**Your objective:** Show all lines that include the string "planowo"; copy each one.

(Figure data in JSON)

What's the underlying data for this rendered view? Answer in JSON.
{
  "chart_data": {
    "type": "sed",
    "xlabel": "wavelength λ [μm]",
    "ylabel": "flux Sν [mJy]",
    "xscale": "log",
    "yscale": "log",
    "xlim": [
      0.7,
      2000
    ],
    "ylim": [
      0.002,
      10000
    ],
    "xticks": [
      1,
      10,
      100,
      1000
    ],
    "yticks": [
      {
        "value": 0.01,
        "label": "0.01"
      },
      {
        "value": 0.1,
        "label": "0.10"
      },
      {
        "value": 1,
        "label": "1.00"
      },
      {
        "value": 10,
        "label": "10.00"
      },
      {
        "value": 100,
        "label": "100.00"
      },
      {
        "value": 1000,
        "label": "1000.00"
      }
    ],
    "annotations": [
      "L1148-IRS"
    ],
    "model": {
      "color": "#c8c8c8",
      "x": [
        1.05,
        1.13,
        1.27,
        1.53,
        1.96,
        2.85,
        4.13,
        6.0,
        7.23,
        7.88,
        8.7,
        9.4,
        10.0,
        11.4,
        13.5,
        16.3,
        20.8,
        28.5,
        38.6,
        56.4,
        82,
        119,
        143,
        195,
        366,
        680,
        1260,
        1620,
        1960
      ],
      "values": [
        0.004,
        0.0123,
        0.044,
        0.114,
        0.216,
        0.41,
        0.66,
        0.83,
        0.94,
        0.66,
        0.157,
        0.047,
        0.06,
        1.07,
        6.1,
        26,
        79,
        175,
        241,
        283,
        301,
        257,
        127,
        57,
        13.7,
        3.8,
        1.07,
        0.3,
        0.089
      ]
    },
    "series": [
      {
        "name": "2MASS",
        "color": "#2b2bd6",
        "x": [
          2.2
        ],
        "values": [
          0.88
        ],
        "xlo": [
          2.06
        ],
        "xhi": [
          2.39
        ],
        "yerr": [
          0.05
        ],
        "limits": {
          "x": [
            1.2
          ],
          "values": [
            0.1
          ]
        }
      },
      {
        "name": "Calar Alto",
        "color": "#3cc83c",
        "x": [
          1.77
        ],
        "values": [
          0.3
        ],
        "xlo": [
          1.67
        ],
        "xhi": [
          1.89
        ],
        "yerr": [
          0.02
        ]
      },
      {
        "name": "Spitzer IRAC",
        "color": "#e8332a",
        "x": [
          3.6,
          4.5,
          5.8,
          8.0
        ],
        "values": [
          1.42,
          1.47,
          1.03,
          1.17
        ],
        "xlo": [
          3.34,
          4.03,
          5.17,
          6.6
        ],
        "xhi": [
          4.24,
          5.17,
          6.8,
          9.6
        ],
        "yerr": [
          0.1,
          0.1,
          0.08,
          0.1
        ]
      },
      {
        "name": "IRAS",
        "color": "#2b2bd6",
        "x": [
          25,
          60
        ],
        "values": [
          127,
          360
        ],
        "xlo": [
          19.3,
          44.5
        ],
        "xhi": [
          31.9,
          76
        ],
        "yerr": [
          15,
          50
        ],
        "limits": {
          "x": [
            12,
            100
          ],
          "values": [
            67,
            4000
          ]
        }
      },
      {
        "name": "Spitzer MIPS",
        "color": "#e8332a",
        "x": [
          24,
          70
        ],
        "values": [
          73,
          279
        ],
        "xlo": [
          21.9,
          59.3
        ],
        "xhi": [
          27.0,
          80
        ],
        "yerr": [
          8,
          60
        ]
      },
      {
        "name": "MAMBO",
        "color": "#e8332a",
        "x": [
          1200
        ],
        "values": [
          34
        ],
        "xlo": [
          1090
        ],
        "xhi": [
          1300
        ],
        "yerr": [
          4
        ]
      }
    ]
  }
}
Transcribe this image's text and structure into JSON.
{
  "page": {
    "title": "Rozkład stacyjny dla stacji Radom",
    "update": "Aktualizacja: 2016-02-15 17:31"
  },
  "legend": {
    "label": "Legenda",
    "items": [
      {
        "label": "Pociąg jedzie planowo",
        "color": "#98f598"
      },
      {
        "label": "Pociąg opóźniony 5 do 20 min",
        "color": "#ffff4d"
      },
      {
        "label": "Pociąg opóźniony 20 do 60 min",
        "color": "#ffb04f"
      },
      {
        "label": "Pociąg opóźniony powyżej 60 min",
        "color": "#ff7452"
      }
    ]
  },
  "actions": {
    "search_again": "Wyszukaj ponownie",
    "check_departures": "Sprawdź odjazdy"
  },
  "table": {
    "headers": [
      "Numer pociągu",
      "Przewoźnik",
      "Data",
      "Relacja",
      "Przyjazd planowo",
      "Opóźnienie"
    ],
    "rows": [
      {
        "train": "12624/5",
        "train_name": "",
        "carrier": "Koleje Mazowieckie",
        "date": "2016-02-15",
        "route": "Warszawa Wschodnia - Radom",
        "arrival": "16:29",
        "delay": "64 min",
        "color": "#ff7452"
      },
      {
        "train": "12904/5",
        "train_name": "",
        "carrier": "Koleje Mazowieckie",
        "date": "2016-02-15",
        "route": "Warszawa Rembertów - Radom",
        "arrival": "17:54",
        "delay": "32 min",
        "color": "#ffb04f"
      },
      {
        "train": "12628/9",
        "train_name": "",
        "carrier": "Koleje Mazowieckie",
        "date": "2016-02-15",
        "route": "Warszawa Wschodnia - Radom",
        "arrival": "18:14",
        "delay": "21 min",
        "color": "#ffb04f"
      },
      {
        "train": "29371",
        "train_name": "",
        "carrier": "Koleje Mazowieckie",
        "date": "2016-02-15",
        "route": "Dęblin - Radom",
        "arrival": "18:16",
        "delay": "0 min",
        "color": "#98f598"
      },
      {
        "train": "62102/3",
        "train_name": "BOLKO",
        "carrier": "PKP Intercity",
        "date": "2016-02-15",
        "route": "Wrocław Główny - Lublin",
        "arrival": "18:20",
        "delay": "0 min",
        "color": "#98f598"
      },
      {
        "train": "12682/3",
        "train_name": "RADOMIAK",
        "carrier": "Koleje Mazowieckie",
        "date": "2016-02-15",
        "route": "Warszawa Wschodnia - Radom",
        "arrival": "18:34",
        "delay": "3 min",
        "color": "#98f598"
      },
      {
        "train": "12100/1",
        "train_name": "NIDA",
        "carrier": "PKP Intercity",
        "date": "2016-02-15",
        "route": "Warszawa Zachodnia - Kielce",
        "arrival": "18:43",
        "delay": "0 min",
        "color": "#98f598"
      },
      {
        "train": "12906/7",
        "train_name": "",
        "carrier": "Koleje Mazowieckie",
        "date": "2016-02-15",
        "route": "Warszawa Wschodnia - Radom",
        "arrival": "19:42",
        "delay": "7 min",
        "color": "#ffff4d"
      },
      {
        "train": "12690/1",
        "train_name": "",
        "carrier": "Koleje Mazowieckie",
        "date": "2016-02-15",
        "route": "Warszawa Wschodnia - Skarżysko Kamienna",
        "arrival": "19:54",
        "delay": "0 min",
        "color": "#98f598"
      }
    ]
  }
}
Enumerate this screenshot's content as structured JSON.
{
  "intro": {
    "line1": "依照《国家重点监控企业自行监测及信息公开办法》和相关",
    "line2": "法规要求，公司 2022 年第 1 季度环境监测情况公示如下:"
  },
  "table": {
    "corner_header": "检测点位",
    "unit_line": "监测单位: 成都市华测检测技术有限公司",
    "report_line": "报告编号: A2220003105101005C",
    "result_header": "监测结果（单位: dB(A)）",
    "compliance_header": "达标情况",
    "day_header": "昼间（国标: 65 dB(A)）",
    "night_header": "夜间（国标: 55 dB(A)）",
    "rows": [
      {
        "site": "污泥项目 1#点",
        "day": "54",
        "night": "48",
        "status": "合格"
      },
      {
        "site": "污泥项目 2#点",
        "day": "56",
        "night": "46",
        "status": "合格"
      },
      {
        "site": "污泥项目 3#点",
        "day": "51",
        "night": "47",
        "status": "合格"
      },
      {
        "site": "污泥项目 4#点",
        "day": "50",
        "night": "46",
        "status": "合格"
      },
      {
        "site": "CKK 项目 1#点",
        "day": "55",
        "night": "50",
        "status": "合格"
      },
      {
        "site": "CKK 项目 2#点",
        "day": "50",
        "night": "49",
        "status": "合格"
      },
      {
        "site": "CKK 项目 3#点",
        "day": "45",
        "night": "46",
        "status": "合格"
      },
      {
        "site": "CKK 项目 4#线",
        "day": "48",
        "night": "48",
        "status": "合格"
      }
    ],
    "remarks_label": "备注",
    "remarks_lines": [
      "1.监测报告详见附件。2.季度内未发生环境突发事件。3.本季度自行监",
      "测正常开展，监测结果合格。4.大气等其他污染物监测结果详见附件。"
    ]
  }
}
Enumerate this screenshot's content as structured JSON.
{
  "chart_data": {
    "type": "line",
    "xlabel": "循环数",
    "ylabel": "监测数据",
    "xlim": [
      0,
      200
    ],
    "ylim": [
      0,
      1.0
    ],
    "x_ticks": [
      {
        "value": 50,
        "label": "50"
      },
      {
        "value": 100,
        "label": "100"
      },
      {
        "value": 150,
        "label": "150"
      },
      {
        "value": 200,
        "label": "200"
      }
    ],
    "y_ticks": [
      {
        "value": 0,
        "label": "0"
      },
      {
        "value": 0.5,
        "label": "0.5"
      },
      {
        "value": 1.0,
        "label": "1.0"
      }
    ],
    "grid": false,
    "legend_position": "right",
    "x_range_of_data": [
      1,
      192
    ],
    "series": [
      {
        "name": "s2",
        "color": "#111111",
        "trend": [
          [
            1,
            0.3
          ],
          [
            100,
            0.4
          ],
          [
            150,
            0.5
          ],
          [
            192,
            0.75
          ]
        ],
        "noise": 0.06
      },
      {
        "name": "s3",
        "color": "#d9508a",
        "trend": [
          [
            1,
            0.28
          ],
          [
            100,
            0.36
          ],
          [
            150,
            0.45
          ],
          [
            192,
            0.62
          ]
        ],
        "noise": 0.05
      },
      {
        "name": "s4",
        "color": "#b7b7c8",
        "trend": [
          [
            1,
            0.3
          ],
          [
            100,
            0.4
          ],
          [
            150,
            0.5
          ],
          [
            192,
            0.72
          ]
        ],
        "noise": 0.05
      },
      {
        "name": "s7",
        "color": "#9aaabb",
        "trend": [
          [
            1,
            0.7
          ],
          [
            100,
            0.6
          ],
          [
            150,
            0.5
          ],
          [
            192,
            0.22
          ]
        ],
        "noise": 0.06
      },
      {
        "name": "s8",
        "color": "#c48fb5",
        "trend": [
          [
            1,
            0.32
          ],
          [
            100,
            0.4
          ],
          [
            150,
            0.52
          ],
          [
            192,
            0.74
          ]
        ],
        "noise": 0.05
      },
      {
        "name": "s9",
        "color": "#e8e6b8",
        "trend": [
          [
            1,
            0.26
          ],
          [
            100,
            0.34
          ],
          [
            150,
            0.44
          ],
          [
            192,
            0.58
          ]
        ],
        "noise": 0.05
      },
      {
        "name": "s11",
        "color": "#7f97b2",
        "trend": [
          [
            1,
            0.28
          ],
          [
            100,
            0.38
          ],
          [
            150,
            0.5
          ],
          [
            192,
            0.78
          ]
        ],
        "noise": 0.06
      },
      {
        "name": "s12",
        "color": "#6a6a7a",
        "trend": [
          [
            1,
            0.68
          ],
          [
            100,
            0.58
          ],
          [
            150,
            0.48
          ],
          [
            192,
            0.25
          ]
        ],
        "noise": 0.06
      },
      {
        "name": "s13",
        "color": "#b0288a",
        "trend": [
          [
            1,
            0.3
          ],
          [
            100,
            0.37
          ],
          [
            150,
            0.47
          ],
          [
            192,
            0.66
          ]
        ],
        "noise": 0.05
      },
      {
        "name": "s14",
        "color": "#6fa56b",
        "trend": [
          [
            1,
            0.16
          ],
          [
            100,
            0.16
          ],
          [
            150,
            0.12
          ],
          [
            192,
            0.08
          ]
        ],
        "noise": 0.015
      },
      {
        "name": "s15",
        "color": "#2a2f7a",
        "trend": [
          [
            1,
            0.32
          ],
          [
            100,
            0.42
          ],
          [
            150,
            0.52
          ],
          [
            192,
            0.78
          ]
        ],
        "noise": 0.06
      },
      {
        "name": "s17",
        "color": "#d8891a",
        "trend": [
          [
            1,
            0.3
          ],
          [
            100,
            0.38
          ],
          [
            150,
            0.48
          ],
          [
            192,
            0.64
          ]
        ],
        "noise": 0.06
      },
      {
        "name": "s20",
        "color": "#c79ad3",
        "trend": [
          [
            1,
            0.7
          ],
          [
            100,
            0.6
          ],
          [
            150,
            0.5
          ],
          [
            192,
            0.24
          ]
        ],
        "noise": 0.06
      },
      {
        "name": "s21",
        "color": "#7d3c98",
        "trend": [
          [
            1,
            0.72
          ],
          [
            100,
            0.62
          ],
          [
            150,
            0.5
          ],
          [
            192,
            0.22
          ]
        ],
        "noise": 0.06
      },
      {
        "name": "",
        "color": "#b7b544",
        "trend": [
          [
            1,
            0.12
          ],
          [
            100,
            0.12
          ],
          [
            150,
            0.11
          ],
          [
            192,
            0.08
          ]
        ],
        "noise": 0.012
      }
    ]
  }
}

**Answer below:**
        "label": "Pociąg jedzie planowo",
      "Przyjazd planowo",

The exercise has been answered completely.